[begin EXTRACTED RECORDS]
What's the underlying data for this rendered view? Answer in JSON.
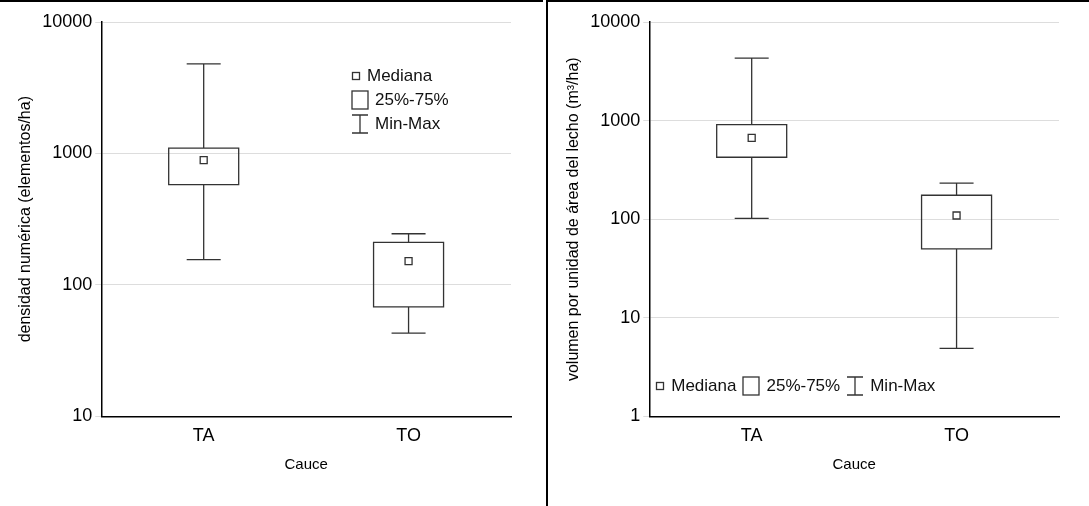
{
  "chart_data": [
    {
      "type": "box",
      "categories": [
        "TA",
        "TO"
      ],
      "xlabel": "Cauce",
      "ylabel": "densidad numérica (elementos/ha)",
      "log": "y",
      "ylim": [
        10,
        10000
      ],
      "yticks": [
        10,
        100,
        1000,
        10000
      ],
      "grid": "y",
      "color": "#333333",
      "boxes": [
        {
          "low": 156,
          "q1": 580,
          "median": 890,
          "q3": 1100,
          "high": 4800
        },
        {
          "low": 43,
          "q1": 68,
          "median": 152,
          "q3": 211,
          "high": 245
        }
      ],
      "annotations": [
        "Mediana",
        "25%-75%",
        "Min-Max"
      ]
    },
    {
      "type": "box",
      "categories": [
        "TA",
        "TO"
      ],
      "xlabel": "Cauce",
      "ylabel": "volumen por unidad de área del lecho (m³/ha)",
      "log": "y",
      "ylim": [
        1,
        10000
      ],
      "yticks": [
        1,
        10,
        100,
        1000,
        10000
      ],
      "grid": "y",
      "color": "#333333",
      "boxes": [
        {
          "low": 102,
          "q1": 425,
          "median": 667,
          "q3": 910,
          "high": 4300
        },
        {
          "low": 4.9,
          "q1": 50,
          "median": 109,
          "q3": 175,
          "high": 232
        }
      ],
      "annotations": [
        "Mediana",
        "25%-75%",
        "Min-Max"
      ]
    }
  ]
}
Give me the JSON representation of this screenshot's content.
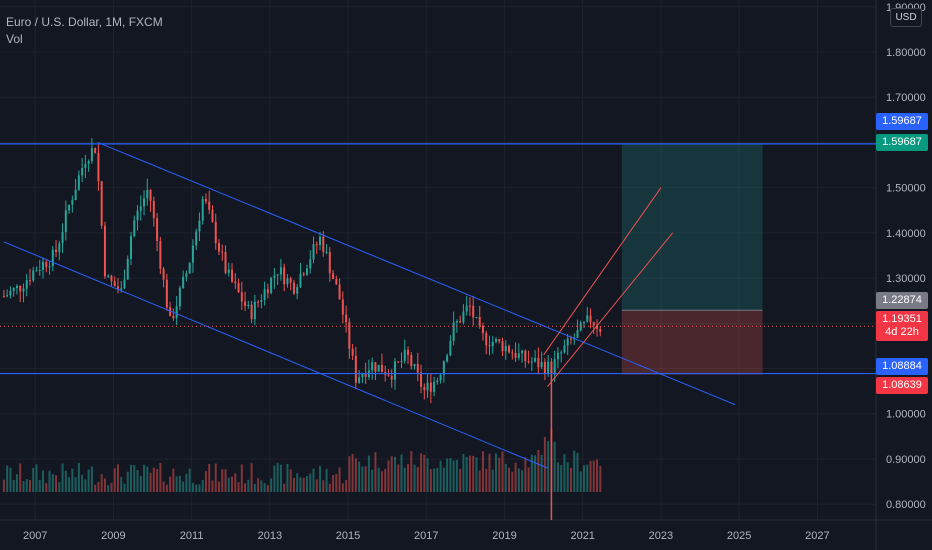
{
  "header": {
    "symbol_line": "Euro / U.S. Dollar, 1M, FXCM",
    "volume_label": "Vol",
    "currency": "USD"
  },
  "price_tags": {
    "top_blue": "1.59687",
    "top_green": "1.59687",
    "last_grey": "1.22874",
    "current": "1.19351",
    "countdown": "4d 22h",
    "support_blue": "1.08884",
    "stop_red": "1.08639"
  },
  "colors": {
    "background": "#131722",
    "grid": "#1e222d",
    "up": "#26a69a",
    "down": "#ef5350",
    "trendline": "#2962ff",
    "target_zone": "#26a69a",
    "stop_zone": "#ef5350",
    "axis_text": "#b2b5be"
  },
  "chart_data": {
    "type": "candlestick",
    "title": "Euro / U.S. Dollar, 1M, FXCM",
    "x_tick_labels": [
      "2007",
      "2009",
      "2011",
      "2013",
      "2015",
      "2017",
      "2019",
      "2021",
      "2023",
      "2025",
      "2027"
    ],
    "y_tick_labels": [
      "0.80000",
      "0.90000",
      "1.00000",
      "1.10000",
      "1.20000",
      "1.30000",
      "1.40000",
      "1.50000",
      "1.60000",
      "1.70000",
      "1.80000",
      "1.90000"
    ],
    "y_range": [
      0.765,
      1.915
    ],
    "x_range": [
      2006.1,
      2028.5
    ],
    "series_close_anchors": [
      [
        2006.2,
        1.26
      ],
      [
        2006.6,
        1.28
      ],
      [
        2007.0,
        1.32
      ],
      [
        2007.5,
        1.35
      ],
      [
        2007.9,
        1.47
      ],
      [
        2008.3,
        1.57
      ],
      [
        2008.55,
        1.59
      ],
      [
        2008.8,
        1.3
      ],
      [
        2009.2,
        1.27
      ],
      [
        2009.5,
        1.42
      ],
      [
        2009.9,
        1.5
      ],
      [
        2010.45,
        1.2
      ],
      [
        2010.9,
        1.32
      ],
      [
        2011.3,
        1.48
      ],
      [
        2011.9,
        1.31
      ],
      [
        2012.5,
        1.22
      ],
      [
        2013.2,
        1.32
      ],
      [
        2013.6,
        1.28
      ],
      [
        2014.3,
        1.39
      ],
      [
        2014.8,
        1.25
      ],
      [
        2015.2,
        1.08
      ],
      [
        2015.6,
        1.11
      ],
      [
        2016.1,
        1.09
      ],
      [
        2016.5,
        1.13
      ],
      [
        2016.95,
        1.05
      ],
      [
        2017.3,
        1.08
      ],
      [
        2017.7,
        1.19
      ],
      [
        2018.1,
        1.24
      ],
      [
        2018.4,
        1.17
      ],
      [
        2019.0,
        1.15
      ],
      [
        2019.5,
        1.12
      ],
      [
        2019.9,
        1.11
      ],
      [
        2020.2,
        1.1
      ],
      [
        2020.5,
        1.14
      ],
      [
        2020.9,
        1.18
      ],
      [
        2021.2,
        1.21
      ],
      [
        2021.45,
        1.19
      ]
    ],
    "volume_note": "monthly volume bars shown at bottom",
    "horizontal_levels": [
      1.59687,
      1.08884
    ],
    "descending_channel": {
      "upper": [
        [
          2008.6,
          1.6
        ],
        [
          2024.9,
          1.02
        ]
      ],
      "lower": [
        [
          2006.2,
          1.38
        ],
        [
          2020.1,
          0.88
        ]
      ]
    },
    "rising_channel": {
      "upper": [
        [
          2020.0,
          1.13
        ],
        [
          2023.0,
          1.5
        ]
      ],
      "lower": [
        [
          2020.1,
          1.06
        ],
        [
          2023.3,
          1.4
        ]
      ]
    },
    "position": {
      "entry": 1.22874,
      "target": 1.59687,
      "stop": 1.08639,
      "start_x": 2022.0,
      "end_x": 2025.6
    },
    "current_price": 1.19351
  }
}
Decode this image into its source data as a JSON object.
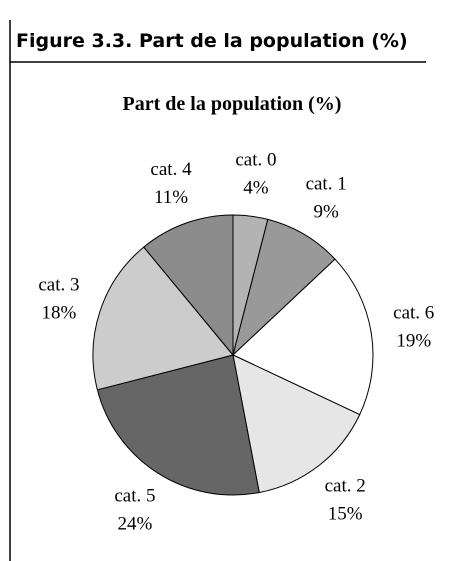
{
  "header": "Figure 3.3.  Part de la population (%)",
  "chart_data": {
    "type": "pie",
    "title": "Part de la population (%)",
    "categories": [
      "cat. 0",
      "cat. 1",
      "cat. 6",
      "cat. 2",
      "cat. 5",
      "cat. 3",
      "cat. 4"
    ],
    "values": [
      4,
      9,
      19,
      15,
      24,
      18,
      11
    ],
    "value_labels": [
      "4%",
      "9%",
      "19%",
      "15%",
      "24%",
      "18%",
      "11%"
    ],
    "colors": [
      "#b3b3b3",
      "#999999",
      "#ffffff",
      "#e6e6e6",
      "#666666",
      "#cccccc",
      "#8c8c8c"
    ]
  }
}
[end EXTRACTED RECORDS]
§ TASK DIRECTIONS:
All records must be output exactly as they are, except for the pictures, which are left out.

§ THE OUTPUT:
What's the underlying data for this rendered view? Answer in JSON.
{
  "chart_data": [
    {
      "type": "box",
      "categories": [
        "TA",
        "TO"
      ],
      "xlabel": "Cauce",
      "ylabel": "densidad numérica (elementos/ha)",
      "log": "y",
      "ylim": [
        10,
        10000
      ],
      "yticks": [
        10,
        100,
        1000,
        10000
      ],
      "grid": "y",
      "color": "#333333",
      "boxes": [
        {
          "low": 156,
          "q1": 580,
          "median": 890,
          "q3": 1100,
          "high": 4800
        },
        {
          "low": 43,
          "q1": 68,
          "median": 152,
          "q3": 211,
          "high": 245
        }
      ],
      "annotations": [
        "Mediana",
        "25%-75%",
        "Min-Max"
      ]
    },
    {
      "type": "box",
      "categories": [
        "TA",
        "TO"
      ],
      "xlabel": "Cauce",
      "ylabel": "volumen por unidad de área del lecho (m³/ha)",
      "log": "y",
      "ylim": [
        1,
        10000
      ],
      "yticks": [
        1,
        10,
        100,
        1000,
        10000
      ],
      "grid": "y",
      "color": "#333333",
      "boxes": [
        {
          "low": 102,
          "q1": 425,
          "median": 667,
          "q3": 910,
          "high": 4300
        },
        {
          "low": 4.9,
          "q1": 50,
          "median": 109,
          "q3": 175,
          "high": 232
        }
      ],
      "annotations": [
        "Mediana",
        "25%-75%",
        "Min-Max"
      ]
    }
  ]
}
Give me the JSON representation of this screenshot's content.
{
  "header": {
    "symbol_line": "Euro / U.S. Dollar, 1M, FXCM",
    "volume_label": "Vol",
    "currency": "USD"
  },
  "price_tags": {
    "top_blue": "1.59687",
    "top_green": "1.59687",
    "last_grey": "1.22874",
    "current": "1.19351",
    "countdown": "4d 22h",
    "support_blue": "1.08884",
    "stop_red": "1.08639"
  },
  "colors": {
    "background": "#131722",
    "grid": "#1e222d",
    "up": "#26a69a",
    "down": "#ef5350",
    "trendline": "#2962ff",
    "target_zone": "#26a69a",
    "stop_zone": "#ef5350",
    "axis_text": "#b2b5be"
  },
  "chart_data": {
    "type": "candlestick",
    "title": "Euro / U.S. Dollar, 1M, FXCM",
    "x_tick_labels": [
      "2007",
      "2009",
      "2011",
      "2013",
      "2015",
      "2017",
      "2019",
      "2021",
      "2023",
      "2025",
      "2027"
    ],
    "y_tick_labels": [
      "0.80000",
      "0.90000",
      "1.00000",
      "1.10000",
      "1.20000",
      "1.30000",
      "1.40000",
      "1.50000",
      "1.60000",
      "1.70000",
      "1.80000",
      "1.90000"
    ],
    "y_range": [
      0.765,
      1.915
    ],
    "x_range": [
      2006.1,
      2028.5
    ],
    "series_close_anchors": [
      [
        2006.2,
        1.26
      ],
      [
        2006.6,
        1.28
      ],
      [
        2007.0,
        1.32
      ],
      [
        2007.5,
        1.35
      ],
      [
        2007.9,
        1.47
      ],
      [
        2008.3,
        1.57
      ],
      [
        2008.55,
        1.59
      ],
      [
        2008.8,
        1.3
      ],
      [
        2009.2,
        1.27
      ],
      [
        2009.5,
        1.42
      ],
      [
        2009.9,
        1.5
      ],
      [
        2010.45,
        1.2
      ],
      [
        2010.9,
        1.32
      ],
      [
        2011.3,
        1.48
      ],
      [
        2011.9,
        1.31
      ],
      [
        2012.5,
        1.22
      ],
      [
        2013.2,
        1.32
      ],
      [
        2013.6,
        1.28
      ],
      [
        2014.3,
        1.39
      ],
      [
        2014.8,
        1.25
      ],
      [
        2015.2,
        1.08
      ],
      [
        2015.6,
        1.11
      ],
      [
        2016.1,
        1.09
      ],
      [
        2016.5,
        1.13
      ],
      [
        2016.95,
        1.05
      ],
      [
        2017.3,
        1.08
      ],
      [
        2017.7,
        1.19
      ],
      [
        2018.1,
        1.24
      ],
      [
        2018.4,
        1.17
      ],
      [
        2019.0,
        1.15
      ],
      [
        2019.5,
        1.12
      ],
      [
        2019.9,
        1.11
      ],
      [
        2020.2,
        1.1
      ],
      [
        2020.5,
        1.14
      ],
      [
        2020.9,
        1.18
      ],
      [
        2021.2,
        1.21
      ],
      [
        2021.45,
        1.19
      ]
    ],
    "volume_note": "monthly volume bars shown at bottom",
    "horizontal_levels": [
      1.59687,
      1.08884
    ],
    "descending_channel": {
      "upper": [
        [
          2008.6,
          1.6
        ],
        [
          2024.9,
          1.02
        ]
      ],
      "lower": [
        [
          2006.2,
          1.38
        ],
        [
          2020.1,
          0.88
        ]
      ]
    },
    "rising_channel": {
      "upper": [
        [
          2020.0,
          1.13
        ],
        [
          2023.0,
          1.5
        ]
      ],
      "lower": [
        [
          2020.1,
          1.06
        ],
        [
          2023.3,
          1.4
        ]
      ]
    },
    "position": {
      "entry": 1.22874,
      "target": 1.59687,
      "stop": 1.08639,
      "start_x": 2022.0,
      "end_x": 2025.6
    },
    "current_price": 1.19351
  }
}
Decode this image into its source data as a JSON object.
{
  "header": "Figure 3.3.  Part de la population (%)",
  "chart_data": {
    "type": "pie",
    "title": "Part de la population (%)",
    "categories": [
      "cat. 0",
      "cat. 1",
      "cat. 6",
      "cat. 2",
      "cat. 5",
      "cat. 3",
      "cat. 4"
    ],
    "values": [
      4,
      9,
      19,
      15,
      24,
      18,
      11
    ],
    "value_labels": [
      "4%",
      "9%",
      "19%",
      "15%",
      "24%",
      "18%",
      "11%"
    ],
    "colors": [
      "#b3b3b3",
      "#999999",
      "#ffffff",
      "#e6e6e6",
      "#666666",
      "#cccccc",
      "#8c8c8c"
    ]
  }
}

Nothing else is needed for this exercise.